Goal —
Gather each line containing the string "pads" from these entries.
Data provided start
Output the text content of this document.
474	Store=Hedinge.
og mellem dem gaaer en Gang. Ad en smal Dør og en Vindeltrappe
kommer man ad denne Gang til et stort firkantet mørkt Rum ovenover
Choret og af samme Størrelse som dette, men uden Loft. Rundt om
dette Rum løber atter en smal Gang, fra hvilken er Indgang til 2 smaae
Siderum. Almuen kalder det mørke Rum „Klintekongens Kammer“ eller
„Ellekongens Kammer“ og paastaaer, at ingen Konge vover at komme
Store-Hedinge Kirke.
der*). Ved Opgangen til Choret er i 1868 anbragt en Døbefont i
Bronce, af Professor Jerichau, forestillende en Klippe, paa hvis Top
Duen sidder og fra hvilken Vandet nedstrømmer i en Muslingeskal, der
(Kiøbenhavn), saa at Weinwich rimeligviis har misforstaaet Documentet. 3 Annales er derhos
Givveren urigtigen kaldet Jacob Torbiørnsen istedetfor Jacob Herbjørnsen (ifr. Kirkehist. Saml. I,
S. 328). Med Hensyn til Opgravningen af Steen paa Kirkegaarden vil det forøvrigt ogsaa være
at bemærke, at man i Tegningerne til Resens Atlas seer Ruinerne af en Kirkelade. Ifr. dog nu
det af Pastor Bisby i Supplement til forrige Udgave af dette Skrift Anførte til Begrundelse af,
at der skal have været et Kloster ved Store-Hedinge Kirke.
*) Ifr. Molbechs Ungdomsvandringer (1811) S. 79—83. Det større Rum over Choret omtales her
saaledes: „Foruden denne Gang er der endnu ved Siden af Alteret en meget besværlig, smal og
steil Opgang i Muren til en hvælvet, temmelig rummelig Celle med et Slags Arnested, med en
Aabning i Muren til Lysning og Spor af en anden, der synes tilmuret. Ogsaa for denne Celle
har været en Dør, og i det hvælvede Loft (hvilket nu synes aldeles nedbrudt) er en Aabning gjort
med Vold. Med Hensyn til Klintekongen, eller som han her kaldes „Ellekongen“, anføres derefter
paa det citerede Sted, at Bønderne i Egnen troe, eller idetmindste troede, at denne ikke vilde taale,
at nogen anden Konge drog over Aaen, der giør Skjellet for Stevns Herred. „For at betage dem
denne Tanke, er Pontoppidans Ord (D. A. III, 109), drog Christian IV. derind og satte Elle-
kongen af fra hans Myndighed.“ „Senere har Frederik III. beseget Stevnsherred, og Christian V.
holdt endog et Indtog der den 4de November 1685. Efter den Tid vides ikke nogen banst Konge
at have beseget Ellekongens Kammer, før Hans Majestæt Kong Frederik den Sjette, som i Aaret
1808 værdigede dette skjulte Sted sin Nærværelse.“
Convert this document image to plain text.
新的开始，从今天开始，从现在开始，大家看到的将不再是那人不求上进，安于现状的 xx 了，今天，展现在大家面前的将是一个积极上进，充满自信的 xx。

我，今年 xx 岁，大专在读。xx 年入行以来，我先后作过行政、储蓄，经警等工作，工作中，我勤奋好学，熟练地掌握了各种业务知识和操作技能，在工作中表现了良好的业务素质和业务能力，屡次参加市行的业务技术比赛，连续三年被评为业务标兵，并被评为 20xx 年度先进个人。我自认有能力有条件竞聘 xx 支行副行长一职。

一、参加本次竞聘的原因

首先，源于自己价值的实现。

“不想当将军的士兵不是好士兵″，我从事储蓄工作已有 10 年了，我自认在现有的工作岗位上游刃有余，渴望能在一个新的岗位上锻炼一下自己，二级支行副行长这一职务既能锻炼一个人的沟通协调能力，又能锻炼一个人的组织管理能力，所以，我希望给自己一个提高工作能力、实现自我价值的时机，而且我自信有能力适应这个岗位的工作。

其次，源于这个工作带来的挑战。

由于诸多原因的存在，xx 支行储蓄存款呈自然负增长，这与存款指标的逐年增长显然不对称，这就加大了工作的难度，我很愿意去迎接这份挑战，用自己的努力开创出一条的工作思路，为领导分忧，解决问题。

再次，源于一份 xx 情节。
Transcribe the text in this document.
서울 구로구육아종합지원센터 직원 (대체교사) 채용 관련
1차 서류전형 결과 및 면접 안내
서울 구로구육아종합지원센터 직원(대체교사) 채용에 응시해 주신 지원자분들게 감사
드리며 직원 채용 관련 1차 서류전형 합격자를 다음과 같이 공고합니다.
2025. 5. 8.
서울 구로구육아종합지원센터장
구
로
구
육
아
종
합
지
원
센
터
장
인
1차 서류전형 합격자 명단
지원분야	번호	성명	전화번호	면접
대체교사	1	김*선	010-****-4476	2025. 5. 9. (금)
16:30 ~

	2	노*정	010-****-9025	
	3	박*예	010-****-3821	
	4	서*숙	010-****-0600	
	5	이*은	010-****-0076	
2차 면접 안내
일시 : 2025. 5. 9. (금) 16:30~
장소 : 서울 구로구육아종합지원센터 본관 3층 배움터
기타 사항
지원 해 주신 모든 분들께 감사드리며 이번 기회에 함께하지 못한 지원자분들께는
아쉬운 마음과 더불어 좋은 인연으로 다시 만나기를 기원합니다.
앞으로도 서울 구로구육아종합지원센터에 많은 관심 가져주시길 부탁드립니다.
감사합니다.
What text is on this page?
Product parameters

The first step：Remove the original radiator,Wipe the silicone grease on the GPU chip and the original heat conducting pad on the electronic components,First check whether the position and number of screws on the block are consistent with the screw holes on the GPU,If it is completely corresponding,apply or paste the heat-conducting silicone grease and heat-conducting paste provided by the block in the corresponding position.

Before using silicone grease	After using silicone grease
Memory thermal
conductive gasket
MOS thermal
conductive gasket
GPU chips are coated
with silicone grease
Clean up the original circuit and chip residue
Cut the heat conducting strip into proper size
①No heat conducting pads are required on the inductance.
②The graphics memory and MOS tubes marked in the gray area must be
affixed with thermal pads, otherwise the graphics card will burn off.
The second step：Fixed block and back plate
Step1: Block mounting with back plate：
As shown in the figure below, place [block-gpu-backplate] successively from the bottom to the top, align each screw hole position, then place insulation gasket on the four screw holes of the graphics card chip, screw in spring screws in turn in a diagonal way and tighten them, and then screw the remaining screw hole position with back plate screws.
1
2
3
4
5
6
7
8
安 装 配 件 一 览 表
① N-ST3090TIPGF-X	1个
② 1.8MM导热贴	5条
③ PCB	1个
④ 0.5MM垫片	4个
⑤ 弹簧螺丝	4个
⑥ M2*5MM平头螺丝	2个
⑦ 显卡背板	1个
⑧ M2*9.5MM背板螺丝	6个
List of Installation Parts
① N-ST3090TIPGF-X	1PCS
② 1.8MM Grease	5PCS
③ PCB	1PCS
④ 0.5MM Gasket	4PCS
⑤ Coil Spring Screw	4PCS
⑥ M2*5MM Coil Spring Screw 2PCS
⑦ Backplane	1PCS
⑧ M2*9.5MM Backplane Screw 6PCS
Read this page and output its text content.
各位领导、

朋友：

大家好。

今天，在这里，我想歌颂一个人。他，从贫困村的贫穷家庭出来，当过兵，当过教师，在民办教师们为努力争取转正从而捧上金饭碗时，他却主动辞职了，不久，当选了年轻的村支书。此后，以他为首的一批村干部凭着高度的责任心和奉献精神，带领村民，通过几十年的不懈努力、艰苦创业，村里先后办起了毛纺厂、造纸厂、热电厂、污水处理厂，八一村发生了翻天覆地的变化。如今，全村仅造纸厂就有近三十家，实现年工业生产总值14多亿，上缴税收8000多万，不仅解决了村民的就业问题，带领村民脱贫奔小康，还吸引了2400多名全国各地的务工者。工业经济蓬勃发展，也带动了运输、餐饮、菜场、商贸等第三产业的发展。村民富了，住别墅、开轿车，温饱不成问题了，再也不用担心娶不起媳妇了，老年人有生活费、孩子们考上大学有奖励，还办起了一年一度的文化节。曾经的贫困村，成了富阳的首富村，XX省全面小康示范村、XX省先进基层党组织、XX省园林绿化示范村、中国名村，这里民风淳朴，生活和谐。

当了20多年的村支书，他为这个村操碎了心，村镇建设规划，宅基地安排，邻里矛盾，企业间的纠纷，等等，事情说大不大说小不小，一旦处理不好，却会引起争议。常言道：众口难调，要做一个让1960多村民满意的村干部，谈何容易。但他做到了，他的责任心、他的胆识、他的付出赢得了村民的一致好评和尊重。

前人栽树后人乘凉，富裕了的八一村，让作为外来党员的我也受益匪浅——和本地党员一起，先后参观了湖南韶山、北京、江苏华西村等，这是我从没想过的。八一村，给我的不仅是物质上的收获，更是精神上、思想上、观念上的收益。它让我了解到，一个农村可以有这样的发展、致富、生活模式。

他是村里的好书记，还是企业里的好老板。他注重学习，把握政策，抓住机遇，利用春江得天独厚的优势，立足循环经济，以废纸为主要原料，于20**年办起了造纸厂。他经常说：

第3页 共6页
Data provided end
Expected answer —
①No heat conducting pads are required on the inductance.
affixed with thermal pads, otherwise the graphics card will burn off.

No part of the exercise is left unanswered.